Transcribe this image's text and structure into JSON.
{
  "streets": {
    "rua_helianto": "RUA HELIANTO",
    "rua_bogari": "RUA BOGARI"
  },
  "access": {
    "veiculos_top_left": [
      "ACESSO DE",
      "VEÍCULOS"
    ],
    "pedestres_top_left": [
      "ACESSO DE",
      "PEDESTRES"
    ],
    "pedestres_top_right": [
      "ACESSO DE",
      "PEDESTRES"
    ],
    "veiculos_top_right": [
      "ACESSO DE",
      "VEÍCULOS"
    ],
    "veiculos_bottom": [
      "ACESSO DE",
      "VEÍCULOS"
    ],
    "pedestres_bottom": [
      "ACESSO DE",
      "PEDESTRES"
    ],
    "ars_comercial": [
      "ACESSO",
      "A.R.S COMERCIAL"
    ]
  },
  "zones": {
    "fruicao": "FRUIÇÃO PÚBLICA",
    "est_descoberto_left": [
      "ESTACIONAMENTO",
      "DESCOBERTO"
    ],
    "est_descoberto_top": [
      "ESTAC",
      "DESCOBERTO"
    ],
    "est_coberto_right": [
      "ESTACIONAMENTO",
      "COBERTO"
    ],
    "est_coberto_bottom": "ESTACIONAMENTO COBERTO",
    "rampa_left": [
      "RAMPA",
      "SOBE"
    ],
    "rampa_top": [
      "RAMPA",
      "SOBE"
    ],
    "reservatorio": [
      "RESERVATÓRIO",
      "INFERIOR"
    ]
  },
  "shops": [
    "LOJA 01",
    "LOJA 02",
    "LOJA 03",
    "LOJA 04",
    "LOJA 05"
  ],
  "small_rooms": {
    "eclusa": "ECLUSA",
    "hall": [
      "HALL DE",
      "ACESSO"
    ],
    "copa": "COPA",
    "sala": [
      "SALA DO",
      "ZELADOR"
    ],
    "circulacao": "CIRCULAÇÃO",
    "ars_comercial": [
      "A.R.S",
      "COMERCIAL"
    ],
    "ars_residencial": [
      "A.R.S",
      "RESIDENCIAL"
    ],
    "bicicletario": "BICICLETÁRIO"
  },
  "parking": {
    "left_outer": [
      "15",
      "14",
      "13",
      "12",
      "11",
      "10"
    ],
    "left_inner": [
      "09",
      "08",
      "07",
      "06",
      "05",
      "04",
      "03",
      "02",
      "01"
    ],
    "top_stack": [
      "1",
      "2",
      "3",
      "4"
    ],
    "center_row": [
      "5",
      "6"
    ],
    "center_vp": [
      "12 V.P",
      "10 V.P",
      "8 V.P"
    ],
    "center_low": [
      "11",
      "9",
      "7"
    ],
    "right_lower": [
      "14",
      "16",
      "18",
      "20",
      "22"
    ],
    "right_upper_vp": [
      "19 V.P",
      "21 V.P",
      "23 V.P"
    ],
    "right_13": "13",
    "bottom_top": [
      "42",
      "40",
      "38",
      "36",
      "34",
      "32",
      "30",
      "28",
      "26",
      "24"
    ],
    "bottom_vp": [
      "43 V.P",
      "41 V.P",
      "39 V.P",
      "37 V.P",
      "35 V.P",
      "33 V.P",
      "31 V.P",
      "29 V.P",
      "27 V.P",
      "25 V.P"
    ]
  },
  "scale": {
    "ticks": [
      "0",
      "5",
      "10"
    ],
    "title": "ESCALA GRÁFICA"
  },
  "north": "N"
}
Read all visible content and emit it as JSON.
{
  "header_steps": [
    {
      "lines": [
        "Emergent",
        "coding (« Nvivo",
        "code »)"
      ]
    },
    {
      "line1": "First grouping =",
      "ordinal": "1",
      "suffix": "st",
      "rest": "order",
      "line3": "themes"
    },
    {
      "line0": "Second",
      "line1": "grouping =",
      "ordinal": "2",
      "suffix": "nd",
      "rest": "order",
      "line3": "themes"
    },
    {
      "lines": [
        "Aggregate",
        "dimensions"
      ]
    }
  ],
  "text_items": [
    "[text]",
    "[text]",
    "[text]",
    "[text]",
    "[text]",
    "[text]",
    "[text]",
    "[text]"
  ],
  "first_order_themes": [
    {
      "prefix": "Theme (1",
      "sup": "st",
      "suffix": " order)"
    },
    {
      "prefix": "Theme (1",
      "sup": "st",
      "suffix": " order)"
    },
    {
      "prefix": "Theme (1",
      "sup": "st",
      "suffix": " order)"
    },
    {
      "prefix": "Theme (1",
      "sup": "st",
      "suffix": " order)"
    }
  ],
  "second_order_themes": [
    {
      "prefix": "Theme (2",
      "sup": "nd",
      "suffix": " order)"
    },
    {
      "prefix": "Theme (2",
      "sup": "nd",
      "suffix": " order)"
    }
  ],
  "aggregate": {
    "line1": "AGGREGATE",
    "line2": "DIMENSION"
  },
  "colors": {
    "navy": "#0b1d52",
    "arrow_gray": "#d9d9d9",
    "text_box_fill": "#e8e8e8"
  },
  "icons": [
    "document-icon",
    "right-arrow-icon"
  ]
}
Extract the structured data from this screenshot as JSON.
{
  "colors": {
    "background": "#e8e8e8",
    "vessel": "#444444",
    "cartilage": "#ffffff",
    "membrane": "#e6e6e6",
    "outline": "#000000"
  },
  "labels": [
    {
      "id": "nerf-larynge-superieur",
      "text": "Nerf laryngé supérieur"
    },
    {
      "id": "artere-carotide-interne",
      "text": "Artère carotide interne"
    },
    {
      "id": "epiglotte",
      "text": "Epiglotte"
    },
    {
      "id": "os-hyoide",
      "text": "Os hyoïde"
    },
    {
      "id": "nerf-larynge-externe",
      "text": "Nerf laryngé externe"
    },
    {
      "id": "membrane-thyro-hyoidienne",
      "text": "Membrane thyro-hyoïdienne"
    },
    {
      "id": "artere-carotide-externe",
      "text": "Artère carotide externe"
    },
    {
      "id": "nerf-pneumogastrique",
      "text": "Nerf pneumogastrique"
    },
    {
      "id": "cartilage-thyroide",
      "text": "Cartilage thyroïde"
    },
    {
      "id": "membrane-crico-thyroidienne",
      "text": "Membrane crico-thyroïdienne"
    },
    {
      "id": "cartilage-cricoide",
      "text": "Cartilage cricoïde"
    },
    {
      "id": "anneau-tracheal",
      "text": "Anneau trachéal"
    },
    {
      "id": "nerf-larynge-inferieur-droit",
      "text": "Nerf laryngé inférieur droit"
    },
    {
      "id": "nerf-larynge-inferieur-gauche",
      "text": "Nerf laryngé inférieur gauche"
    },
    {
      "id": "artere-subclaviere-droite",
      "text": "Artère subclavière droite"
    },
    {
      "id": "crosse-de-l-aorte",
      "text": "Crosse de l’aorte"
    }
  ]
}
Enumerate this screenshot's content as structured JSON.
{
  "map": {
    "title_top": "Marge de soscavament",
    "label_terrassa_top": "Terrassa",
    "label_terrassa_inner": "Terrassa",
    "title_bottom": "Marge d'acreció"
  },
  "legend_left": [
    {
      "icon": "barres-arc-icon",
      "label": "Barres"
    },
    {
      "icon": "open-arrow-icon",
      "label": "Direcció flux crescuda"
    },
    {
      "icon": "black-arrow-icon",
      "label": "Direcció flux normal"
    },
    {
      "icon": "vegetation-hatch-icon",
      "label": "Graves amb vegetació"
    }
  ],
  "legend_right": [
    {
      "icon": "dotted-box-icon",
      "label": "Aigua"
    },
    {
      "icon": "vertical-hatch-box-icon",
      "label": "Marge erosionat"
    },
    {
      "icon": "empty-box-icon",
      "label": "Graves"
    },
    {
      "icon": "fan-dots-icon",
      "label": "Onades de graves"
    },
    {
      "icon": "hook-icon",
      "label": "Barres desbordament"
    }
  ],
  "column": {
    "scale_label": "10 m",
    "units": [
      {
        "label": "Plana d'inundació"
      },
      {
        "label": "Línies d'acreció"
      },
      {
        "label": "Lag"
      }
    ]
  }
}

**Aim of the exercise**
Scan the records above and report how many lines include the word "this", without any other text.

**Task solution**
3